Repeat every record below exactly, but leave out any pictures.

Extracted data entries
_ _ _ _ _ _ _
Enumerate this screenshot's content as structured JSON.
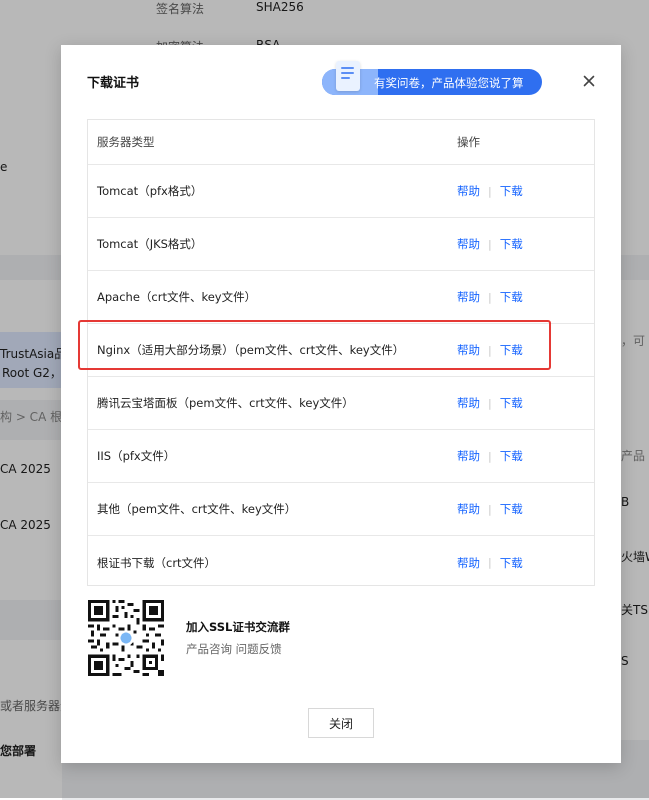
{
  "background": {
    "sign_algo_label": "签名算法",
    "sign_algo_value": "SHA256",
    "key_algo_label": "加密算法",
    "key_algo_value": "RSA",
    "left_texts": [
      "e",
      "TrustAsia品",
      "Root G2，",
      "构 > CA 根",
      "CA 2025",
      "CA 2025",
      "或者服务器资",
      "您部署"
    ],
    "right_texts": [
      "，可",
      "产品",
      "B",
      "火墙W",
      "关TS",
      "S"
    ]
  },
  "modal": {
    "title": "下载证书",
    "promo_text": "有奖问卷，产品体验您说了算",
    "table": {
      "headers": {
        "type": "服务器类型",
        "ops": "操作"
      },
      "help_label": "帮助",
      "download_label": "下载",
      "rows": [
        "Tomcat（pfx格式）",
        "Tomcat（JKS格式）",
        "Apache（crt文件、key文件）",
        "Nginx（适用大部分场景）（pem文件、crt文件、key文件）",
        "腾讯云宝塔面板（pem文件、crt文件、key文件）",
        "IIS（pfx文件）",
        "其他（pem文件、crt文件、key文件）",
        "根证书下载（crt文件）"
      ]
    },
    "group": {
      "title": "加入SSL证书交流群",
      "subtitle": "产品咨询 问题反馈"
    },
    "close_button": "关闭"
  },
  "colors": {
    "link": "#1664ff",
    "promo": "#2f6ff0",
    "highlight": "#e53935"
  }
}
_ _ _ _ _ _ _
COMPLETED TASK:
Enumerate this screenshot's content as structured JSON.
{
  "background": {
    "sign_algo_label": "签名算法",
    "sign_algo_value": "SHA256",
    "key_algo_label": "加密算法",
    "key_algo_value": "RSA",
    "left_texts": [
      "e",
      "TrustAsia品",
      "Root G2，",
      "构 > CA 根",
      "CA 2025",
      "CA 2025",
      "或者服务器资",
      "您部署"
    ],
    "right_texts": [
      "，可",
      "产品",
      "B",
      "火墙W",
      "关TS",
      "S"
    ]
  },
  "modal": {
    "title": "下载证书",
    "promo_text": "有奖问卷，产品体验您说了算",
    "table": {
      "headers": {
        "type": "服务器类型",
        "ops": "操作"
      },
      "help_label": "帮助",
      "download_label": "下载",
      "rows": [
        "Tomcat（pfx格式）",
        "Tomcat（JKS格式）",
        "Apache（crt文件、key文件）",
        "Nginx（适用大部分场景）（pem文件、crt文件、key文件）",
        "腾讯云宝塔面板（pem文件、crt文件、key文件）",
        "IIS（pfx文件）",
        "其他（pem文件、crt文件、key文件）",
        "根证书下载（crt文件）"
      ]
    },
    "group": {
      "title": "加入SSL证书交流群",
      "subtitle": "产品咨询 问题反馈"
    },
    "close_button": "关闭"
  },
  "colors": {
    "link": "#1664ff",
    "promo": "#2f6ff0",
    "highlight": "#e53935"
  }
}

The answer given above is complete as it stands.